- **Items**
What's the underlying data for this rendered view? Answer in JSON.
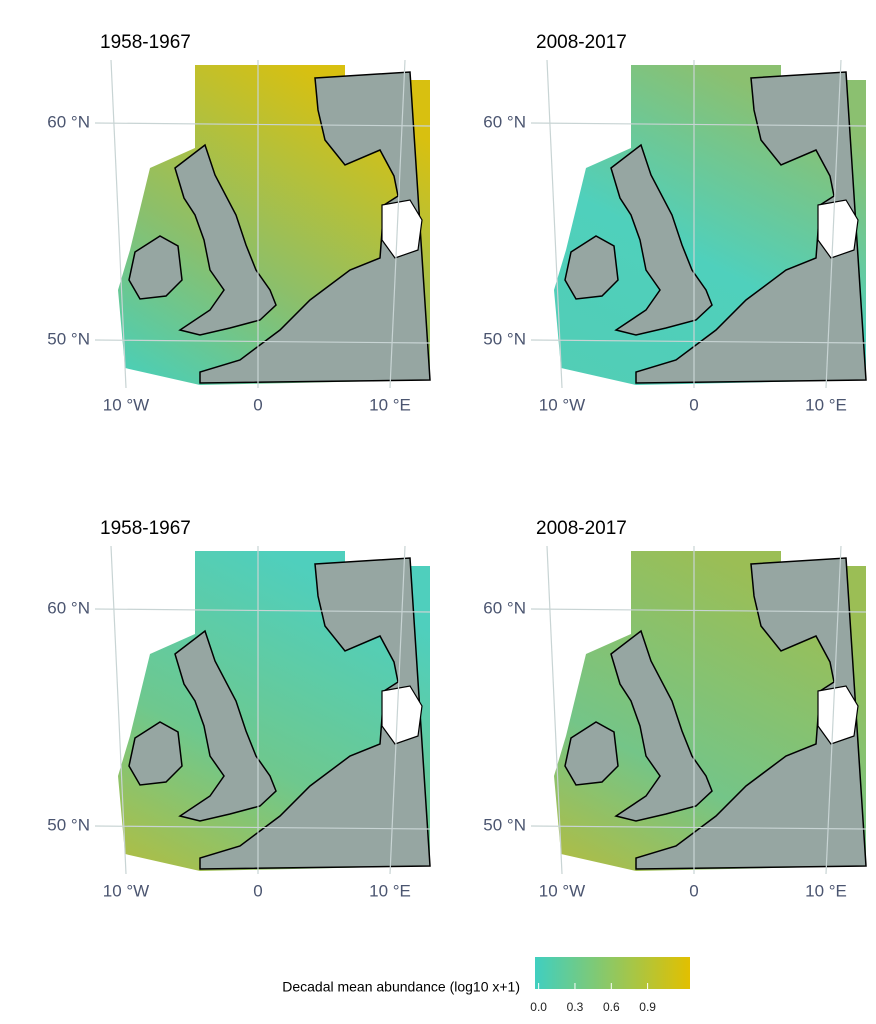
{
  "panels": [
    {
      "title": "1958-1967"
    },
    {
      "title": "2008-2017"
    },
    {
      "title": "1958-1967"
    },
    {
      "title": "2008-2017"
    }
  ],
  "axes": {
    "lat_ticks": [
      {
        "value": 60,
        "label": "60 °N"
      },
      {
        "value": 50,
        "label": "50 °N"
      }
    ],
    "lon_ticks": [
      {
        "value": -10,
        "label": "10 °W"
      },
      {
        "value": 0,
        "label": "0"
      },
      {
        "value": 10,
        "label": "10 °E"
      }
    ]
  },
  "legend": {
    "title": "Decadal mean abundance (log10 x+1)",
    "range": [
      -0.03,
      1.25
    ],
    "colors": [
      "#40cfc0",
      "#e2c000"
    ],
    "ticks": [
      {
        "value": 0,
        "label": "0.0"
      },
      {
        "value": 0.3,
        "label": "0.3"
      },
      {
        "value": 0.6,
        "label": "0.6"
      },
      {
        "value": 0.9,
        "label": "0.9"
      }
    ]
  }
}
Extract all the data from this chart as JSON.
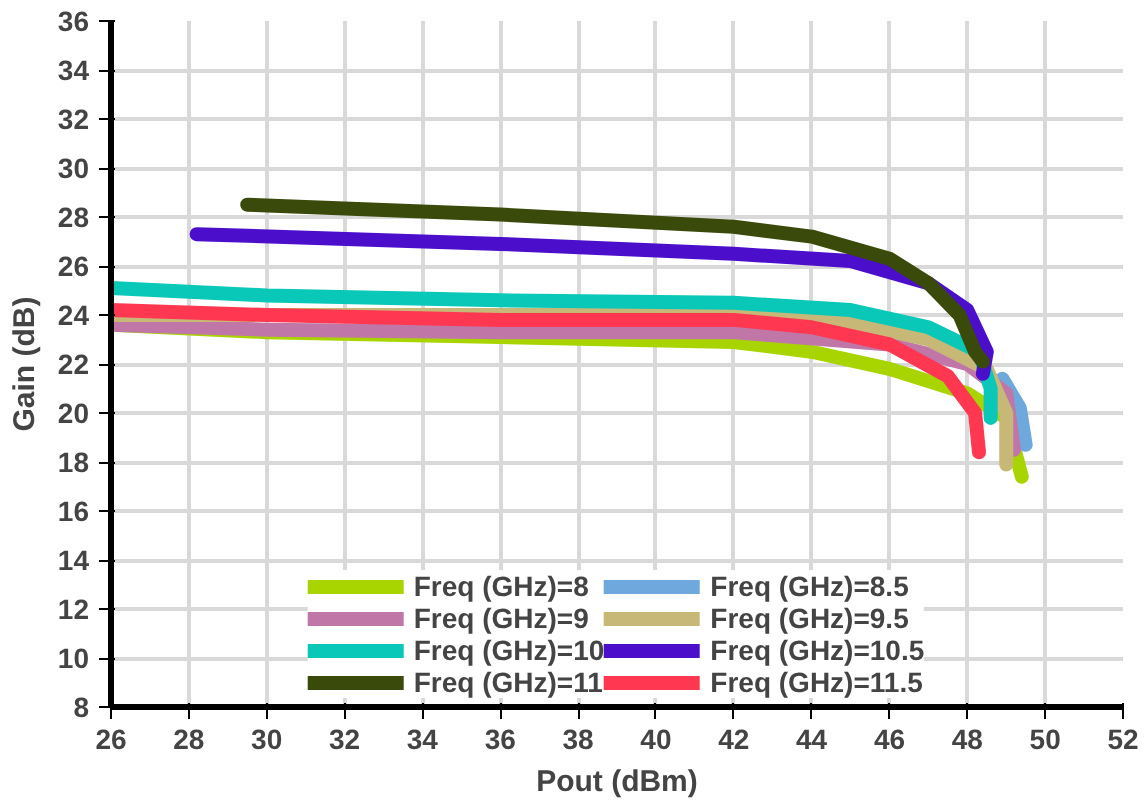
{
  "chart_data": {
    "type": "line",
    "xlabel": "Pout (dBm)",
    "ylabel": "Gain (dB)",
    "xlim": [
      26,
      52
    ],
    "xticks": [
      26,
      28,
      30,
      32,
      34,
      36,
      38,
      40,
      42,
      44,
      46,
      48,
      50,
      52
    ],
    "ylim": [
      8,
      36
    ],
    "yticks": [
      8,
      10,
      12,
      14,
      16,
      18,
      20,
      22,
      24,
      26,
      28,
      30,
      32,
      34,
      36
    ],
    "grid": true,
    "legend": "bottom",
    "marker": "none",
    "line_style": "solid",
    "series": [
      {
        "name": "Freq (GHz)=8",
        "color": "#a8d400",
        "x": [
          26,
          30,
          36,
          42,
          44,
          46,
          48,
          49,
          49.4
        ],
        "values": [
          23.6,
          23.3,
          23.1,
          22.9,
          22.5,
          21.8,
          20.8,
          19.8,
          17.4
        ]
      },
      {
        "name": "Freq (GHz)=8.5",
        "color": "#6fa8dc",
        "x": [
          48.9,
          49.35,
          49.5
        ],
        "values": [
          21.4,
          20.2,
          18.7
        ]
      },
      {
        "name": "Freq (GHz)=9",
        "color": "#c077a8",
        "x": [
          26,
          30,
          36,
          42,
          46,
          48,
          49,
          49.2
        ],
        "values": [
          23.6,
          23.4,
          23.3,
          23.3,
          22.8,
          22.0,
          20.8,
          18.5
        ]
      },
      {
        "name": "Freq (GHz)=9.5",
        "color": "#c8b878",
        "x": [
          26,
          36,
          42,
          45,
          47,
          48.5,
          49,
          49.0
        ],
        "values": [
          24.0,
          24.0,
          24.0,
          23.7,
          23.0,
          21.8,
          20.0,
          17.9
        ]
      },
      {
        "name": "Freq (GHz)=10",
        "color": "#0ac8b8",
        "x": [
          26,
          30,
          36,
          42,
          45,
          47,
          48.3,
          48.6,
          48.6
        ],
        "values": [
          25.1,
          24.8,
          24.6,
          24.5,
          24.2,
          23.5,
          22.5,
          21.0,
          19.8
        ]
      },
      {
        "name": "Freq (GHz)=10.5",
        "color": "#4b0fcc",
        "x": [
          28.2,
          36,
          42,
          45,
          47,
          48,
          48.5,
          48.4
        ],
        "values": [
          27.3,
          26.9,
          26.5,
          26.2,
          25.3,
          24.2,
          22.5,
          21.6
        ]
      },
      {
        "name": "Freq (GHz)=11",
        "color": "#3a4a0a",
        "x": [
          29.5,
          36,
          42,
          44,
          46,
          47,
          47.8,
          48.2,
          48.4
        ],
        "values": [
          28.5,
          28.1,
          27.6,
          27.2,
          26.3,
          25.3,
          24.0,
          22.5,
          22.1
        ]
      },
      {
        "name": "Freq (GHz)=11.5",
        "color": "#ff3750",
        "x": [
          26,
          30,
          36,
          42,
          44,
          46,
          47.5,
          48.2,
          48.3
        ],
        "values": [
          24.2,
          24.0,
          23.8,
          23.8,
          23.5,
          22.8,
          21.5,
          20.0,
          18.4
        ]
      }
    ]
  }
}
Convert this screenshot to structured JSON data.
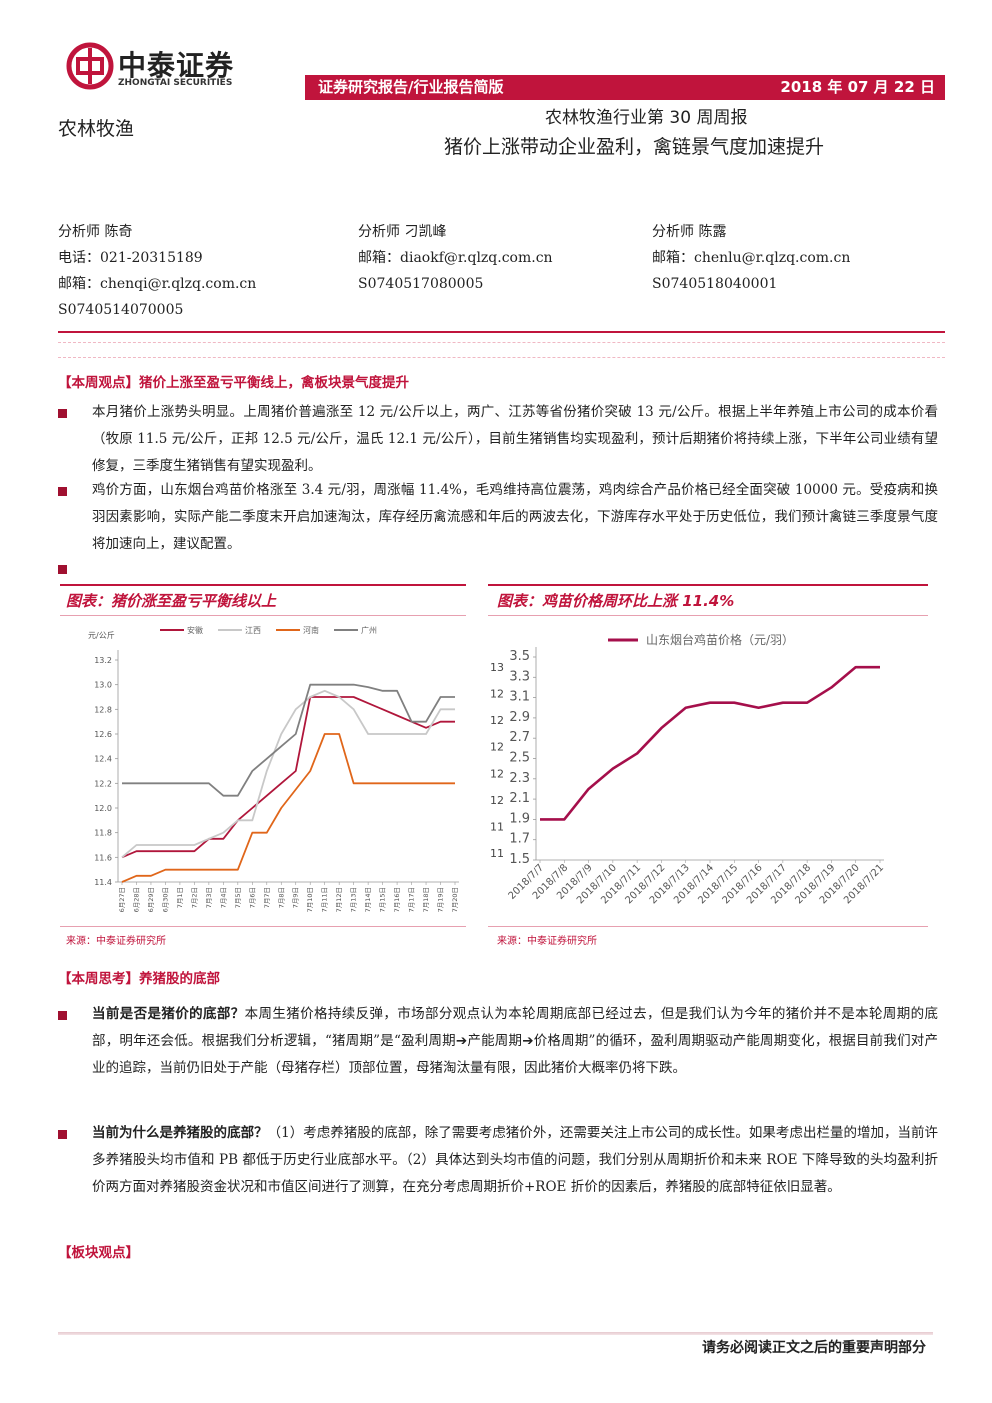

- **Task objective**
Every record above should be written out again exactly; the pictures stay out of the copy.

- **The result**
What's the underlying data for this rendered view? Answer in JSON.
{
  "panels": [
    {
      "title": "1958-1967"
    },
    {
      "title": "2008-2017"
    },
    {
      "title": "1958-1967"
    },
    {
      "title": "2008-2017"
    }
  ],
  "axes": {
    "lat_ticks": [
      {
        "value": 60,
        "label": "60 °N"
      },
      {
        "value": 50,
        "label": "50 °N"
      }
    ],
    "lon_ticks": [
      {
        "value": -10,
        "label": "10 °W"
      },
      {
        "value": 0,
        "label": "0"
      },
      {
        "value": 10,
        "label": "10 °E"
      }
    ]
  },
  "legend": {
    "title": "Decadal mean abundance (log10 x+1)",
    "range": [
      -0.03,
      1.25
    ],
    "colors": [
      "#40cfc0",
      "#e2c000"
    ],
    "ticks": [
      {
        "value": 0,
        "label": "0.0"
      },
      {
        "value": 0.3,
        "label": "0.3"
      },
      {
        "value": 0.6,
        "label": "0.6"
      },
      {
        "value": 0.9,
        "label": "0.9"
      }
    ]
  }
}
Extract all the data from this chart as JSON.
{
  "chart_data": {
    "type": "line",
    "xlabel": "Pout (dBm)",
    "ylabel": "Gain (dB)",
    "xlim": [
      26,
      52
    ],
    "xticks": [
      26,
      28,
      30,
      32,
      34,
      36,
      38,
      40,
      42,
      44,
      46,
      48,
      50,
      52
    ],
    "ylim": [
      8,
      36
    ],
    "yticks": [
      8,
      10,
      12,
      14,
      16,
      18,
      20,
      22,
      24,
      26,
      28,
      30,
      32,
      34,
      36
    ],
    "grid": true,
    "legend": "bottom",
    "marker": "none",
    "line_style": "solid",
    "series": [
      {
        "name": "Freq (GHz)=8",
        "color": "#a8d400",
        "x": [
          26,
          30,
          36,
          42,
          44,
          46,
          48,
          49,
          49.4
        ],
        "values": [
          23.6,
          23.3,
          23.1,
          22.9,
          22.5,
          21.8,
          20.8,
          19.8,
          17.4
        ]
      },
      {
        "name": "Freq (GHz)=8.5",
        "color": "#6fa8dc",
        "x": [
          48.9,
          49.35,
          49.5
        ],
        "values": [
          21.4,
          20.2,
          18.7
        ]
      },
      {
        "name": "Freq (GHz)=9",
        "color": "#c077a8",
        "x": [
          26,
          30,
          36,
          42,
          46,
          48,
          49,
          49.2
        ],
        "values": [
          23.6,
          23.4,
          23.3,
          23.3,
          22.8,
          22.0,
          20.8,
          18.5
        ]
      },
      {
        "name": "Freq (GHz)=9.5",
        "color": "#c8b878",
        "x": [
          26,
          36,
          42,
          45,
          47,
          48.5,
          49,
          49.0
        ],
        "values": [
          24.0,
          24.0,
          24.0,
          23.7,
          23.0,
          21.8,
          20.0,
          17.9
        ]
      },
      {
        "name": "Freq (GHz)=10",
        "color": "#0ac8b8",
        "x": [
          26,
          30,
          36,
          42,
          45,
          47,
          48.3,
          48.6,
          48.6
        ],
        "values": [
          25.1,
          24.8,
          24.6,
          24.5,
          24.2,
          23.5,
          22.5,
          21.0,
          19.8
        ]
      },
      {
        "name": "Freq (GHz)=10.5",
        "color": "#4b0fcc",
        "x": [
          28.2,
          36,
          42,
          45,
          47,
          48,
          48.5,
          48.4
        ],
        "values": [
          27.3,
          26.9,
          26.5,
          26.2,
          25.3,
          24.2,
          22.5,
          21.6
        ]
      },
      {
        "name": "Freq (GHz)=11",
        "color": "#3a4a0a",
        "x": [
          29.5,
          36,
          42,
          44,
          46,
          47,
          47.8,
          48.2,
          48.4
        ],
        "values": [
          28.5,
          28.1,
          27.6,
          27.2,
          26.3,
          25.3,
          24.0,
          22.5,
          22.1
        ]
      },
      {
        "name": "Freq (GHz)=11.5",
        "color": "#ff3750",
        "x": [
          26,
          30,
          36,
          42,
          44,
          46,
          47.5,
          48.2,
          48.3
        ],
        "values": [
          24.2,
          24.0,
          23.8,
          23.8,
          23.5,
          22.8,
          21.5,
          20.0,
          18.4
        ]
      }
    ]
  }
}
Convert this screenshot to structured JSON data.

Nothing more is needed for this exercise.